◆ AVAILABLE DATA
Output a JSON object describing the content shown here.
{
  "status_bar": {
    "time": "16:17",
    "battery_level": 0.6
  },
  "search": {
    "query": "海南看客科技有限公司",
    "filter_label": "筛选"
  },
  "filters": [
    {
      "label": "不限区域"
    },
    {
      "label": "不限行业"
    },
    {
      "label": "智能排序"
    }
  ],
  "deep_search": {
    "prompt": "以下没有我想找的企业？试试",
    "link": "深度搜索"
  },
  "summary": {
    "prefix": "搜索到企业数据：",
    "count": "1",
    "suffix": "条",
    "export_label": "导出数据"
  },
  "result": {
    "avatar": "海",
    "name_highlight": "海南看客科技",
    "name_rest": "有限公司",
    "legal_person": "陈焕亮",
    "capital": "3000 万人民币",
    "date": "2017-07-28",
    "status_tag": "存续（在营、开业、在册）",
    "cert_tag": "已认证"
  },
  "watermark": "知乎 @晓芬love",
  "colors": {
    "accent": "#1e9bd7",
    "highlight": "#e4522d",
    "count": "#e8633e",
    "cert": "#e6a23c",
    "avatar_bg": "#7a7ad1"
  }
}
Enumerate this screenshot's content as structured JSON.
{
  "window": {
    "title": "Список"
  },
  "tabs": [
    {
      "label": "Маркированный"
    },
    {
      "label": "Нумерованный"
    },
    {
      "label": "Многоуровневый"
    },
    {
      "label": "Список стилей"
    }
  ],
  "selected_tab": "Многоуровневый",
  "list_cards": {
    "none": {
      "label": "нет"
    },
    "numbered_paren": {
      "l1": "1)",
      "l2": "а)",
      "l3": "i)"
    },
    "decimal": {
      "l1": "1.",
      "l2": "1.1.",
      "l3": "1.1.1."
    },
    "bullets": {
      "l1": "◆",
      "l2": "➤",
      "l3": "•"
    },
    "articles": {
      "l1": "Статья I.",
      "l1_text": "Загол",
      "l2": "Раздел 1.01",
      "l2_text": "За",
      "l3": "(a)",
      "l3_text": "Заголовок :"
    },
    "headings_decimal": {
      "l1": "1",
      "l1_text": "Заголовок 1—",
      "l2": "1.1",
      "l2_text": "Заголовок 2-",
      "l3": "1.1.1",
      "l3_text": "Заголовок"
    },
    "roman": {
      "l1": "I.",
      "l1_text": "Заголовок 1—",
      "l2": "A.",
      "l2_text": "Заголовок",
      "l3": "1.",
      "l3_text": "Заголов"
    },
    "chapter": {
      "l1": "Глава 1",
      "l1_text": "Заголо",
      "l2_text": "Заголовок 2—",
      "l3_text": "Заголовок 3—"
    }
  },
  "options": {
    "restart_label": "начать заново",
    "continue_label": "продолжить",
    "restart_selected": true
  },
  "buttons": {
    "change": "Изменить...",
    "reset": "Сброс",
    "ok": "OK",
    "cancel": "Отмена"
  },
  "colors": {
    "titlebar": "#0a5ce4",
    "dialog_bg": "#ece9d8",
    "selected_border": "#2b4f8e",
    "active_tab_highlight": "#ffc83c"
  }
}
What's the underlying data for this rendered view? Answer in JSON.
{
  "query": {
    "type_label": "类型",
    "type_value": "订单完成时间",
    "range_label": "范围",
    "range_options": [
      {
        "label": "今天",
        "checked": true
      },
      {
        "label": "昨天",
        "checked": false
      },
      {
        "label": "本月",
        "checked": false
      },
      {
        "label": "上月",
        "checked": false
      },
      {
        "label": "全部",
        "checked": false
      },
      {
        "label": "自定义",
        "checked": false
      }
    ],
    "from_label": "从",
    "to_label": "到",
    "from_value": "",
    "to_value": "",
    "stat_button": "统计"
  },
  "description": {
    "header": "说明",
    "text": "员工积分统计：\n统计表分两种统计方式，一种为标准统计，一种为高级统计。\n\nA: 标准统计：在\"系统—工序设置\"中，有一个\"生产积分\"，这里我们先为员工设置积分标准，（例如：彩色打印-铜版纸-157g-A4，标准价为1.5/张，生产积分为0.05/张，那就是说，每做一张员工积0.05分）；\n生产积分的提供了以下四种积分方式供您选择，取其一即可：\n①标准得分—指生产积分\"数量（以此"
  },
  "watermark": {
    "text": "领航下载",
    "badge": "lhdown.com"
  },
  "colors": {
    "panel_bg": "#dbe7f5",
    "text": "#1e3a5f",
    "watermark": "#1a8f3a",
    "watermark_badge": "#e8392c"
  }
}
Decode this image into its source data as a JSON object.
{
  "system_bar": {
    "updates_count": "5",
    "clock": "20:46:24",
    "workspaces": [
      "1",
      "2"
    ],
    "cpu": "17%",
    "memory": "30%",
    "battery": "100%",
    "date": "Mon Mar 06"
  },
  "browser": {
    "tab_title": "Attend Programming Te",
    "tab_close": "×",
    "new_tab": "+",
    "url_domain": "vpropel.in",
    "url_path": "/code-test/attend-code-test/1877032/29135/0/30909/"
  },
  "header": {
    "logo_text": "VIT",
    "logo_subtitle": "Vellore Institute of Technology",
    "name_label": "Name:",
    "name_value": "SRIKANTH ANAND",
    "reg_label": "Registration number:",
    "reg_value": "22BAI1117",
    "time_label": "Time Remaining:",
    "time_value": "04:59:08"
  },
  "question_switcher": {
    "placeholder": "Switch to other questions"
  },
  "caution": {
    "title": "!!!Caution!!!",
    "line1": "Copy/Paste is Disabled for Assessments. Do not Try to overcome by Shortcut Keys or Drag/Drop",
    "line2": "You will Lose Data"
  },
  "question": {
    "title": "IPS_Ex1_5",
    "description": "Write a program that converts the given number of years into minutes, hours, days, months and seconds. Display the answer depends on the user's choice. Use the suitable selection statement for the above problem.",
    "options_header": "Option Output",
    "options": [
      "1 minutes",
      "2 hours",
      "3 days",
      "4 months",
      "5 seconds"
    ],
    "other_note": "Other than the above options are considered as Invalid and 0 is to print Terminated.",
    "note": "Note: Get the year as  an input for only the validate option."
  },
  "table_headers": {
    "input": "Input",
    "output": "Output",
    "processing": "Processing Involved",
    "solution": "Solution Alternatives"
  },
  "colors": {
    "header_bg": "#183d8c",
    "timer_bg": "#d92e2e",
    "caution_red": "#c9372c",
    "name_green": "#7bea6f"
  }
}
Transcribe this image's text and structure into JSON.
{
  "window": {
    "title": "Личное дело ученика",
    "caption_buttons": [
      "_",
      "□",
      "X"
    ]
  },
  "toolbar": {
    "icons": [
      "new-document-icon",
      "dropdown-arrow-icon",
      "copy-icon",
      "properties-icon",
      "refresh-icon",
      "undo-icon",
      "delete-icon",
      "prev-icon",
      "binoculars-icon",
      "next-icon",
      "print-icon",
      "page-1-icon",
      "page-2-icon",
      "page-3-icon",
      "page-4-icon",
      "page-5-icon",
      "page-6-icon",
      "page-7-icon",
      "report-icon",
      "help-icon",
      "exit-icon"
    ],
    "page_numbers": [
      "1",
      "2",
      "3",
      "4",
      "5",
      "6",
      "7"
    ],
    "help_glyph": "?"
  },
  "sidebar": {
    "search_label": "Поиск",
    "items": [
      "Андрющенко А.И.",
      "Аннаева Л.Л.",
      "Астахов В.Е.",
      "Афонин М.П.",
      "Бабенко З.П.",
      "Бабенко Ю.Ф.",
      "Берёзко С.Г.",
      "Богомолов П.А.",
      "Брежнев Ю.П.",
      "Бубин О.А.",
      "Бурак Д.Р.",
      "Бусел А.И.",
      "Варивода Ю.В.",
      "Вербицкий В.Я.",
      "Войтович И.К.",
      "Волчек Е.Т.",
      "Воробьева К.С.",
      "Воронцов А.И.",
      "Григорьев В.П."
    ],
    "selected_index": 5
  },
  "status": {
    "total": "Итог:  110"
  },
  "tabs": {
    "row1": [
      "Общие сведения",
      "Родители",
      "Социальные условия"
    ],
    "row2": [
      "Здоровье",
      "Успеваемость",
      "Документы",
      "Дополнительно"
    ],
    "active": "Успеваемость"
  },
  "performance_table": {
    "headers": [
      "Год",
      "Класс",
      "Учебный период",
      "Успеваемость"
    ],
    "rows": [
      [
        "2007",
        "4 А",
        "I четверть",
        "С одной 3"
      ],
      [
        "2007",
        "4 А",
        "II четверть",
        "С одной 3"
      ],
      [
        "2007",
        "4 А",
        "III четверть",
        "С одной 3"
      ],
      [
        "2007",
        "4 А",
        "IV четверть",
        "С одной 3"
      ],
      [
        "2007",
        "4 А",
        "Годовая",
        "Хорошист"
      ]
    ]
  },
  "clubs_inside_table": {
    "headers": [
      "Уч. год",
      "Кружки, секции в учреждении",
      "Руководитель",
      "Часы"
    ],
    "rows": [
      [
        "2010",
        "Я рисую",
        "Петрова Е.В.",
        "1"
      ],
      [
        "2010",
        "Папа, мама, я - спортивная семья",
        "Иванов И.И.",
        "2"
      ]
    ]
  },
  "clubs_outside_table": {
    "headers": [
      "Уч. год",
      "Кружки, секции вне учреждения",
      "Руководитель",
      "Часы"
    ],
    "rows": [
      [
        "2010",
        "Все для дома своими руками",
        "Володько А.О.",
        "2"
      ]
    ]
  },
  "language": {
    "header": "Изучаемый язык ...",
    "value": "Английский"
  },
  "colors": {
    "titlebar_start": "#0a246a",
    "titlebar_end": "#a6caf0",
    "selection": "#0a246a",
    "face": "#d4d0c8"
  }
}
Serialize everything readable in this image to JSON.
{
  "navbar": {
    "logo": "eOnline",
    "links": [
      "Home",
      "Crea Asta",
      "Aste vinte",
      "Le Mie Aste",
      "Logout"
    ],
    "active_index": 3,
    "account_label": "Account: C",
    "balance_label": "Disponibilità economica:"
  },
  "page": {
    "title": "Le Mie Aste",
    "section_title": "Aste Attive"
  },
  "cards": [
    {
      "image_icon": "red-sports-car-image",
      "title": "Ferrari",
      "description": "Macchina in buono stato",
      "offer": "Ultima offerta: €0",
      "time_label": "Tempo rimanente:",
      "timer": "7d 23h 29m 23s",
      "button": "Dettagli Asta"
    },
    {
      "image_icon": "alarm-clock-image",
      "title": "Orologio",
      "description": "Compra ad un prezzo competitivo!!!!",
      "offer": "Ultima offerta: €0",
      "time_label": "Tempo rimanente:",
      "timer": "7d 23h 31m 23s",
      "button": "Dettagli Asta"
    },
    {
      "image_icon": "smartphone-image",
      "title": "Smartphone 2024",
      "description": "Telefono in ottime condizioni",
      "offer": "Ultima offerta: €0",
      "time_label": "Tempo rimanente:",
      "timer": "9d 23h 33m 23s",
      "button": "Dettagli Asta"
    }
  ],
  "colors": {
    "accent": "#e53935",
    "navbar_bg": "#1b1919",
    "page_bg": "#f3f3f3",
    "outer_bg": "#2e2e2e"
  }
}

◆ INSTRUCTIONS TO FOLLOW
Return only those lines of the records that contain the string "image".

◆ THE RESPONSE
Decode this image into its source data as a JSON object.
Transcribe this image's text and structure into JSON.
Serialize everything readable in this image to JSON.
      "image_icon": "red-sports-car-image",
      "image_icon": "alarm-clock-image",
      "image_icon": "smartphone-image",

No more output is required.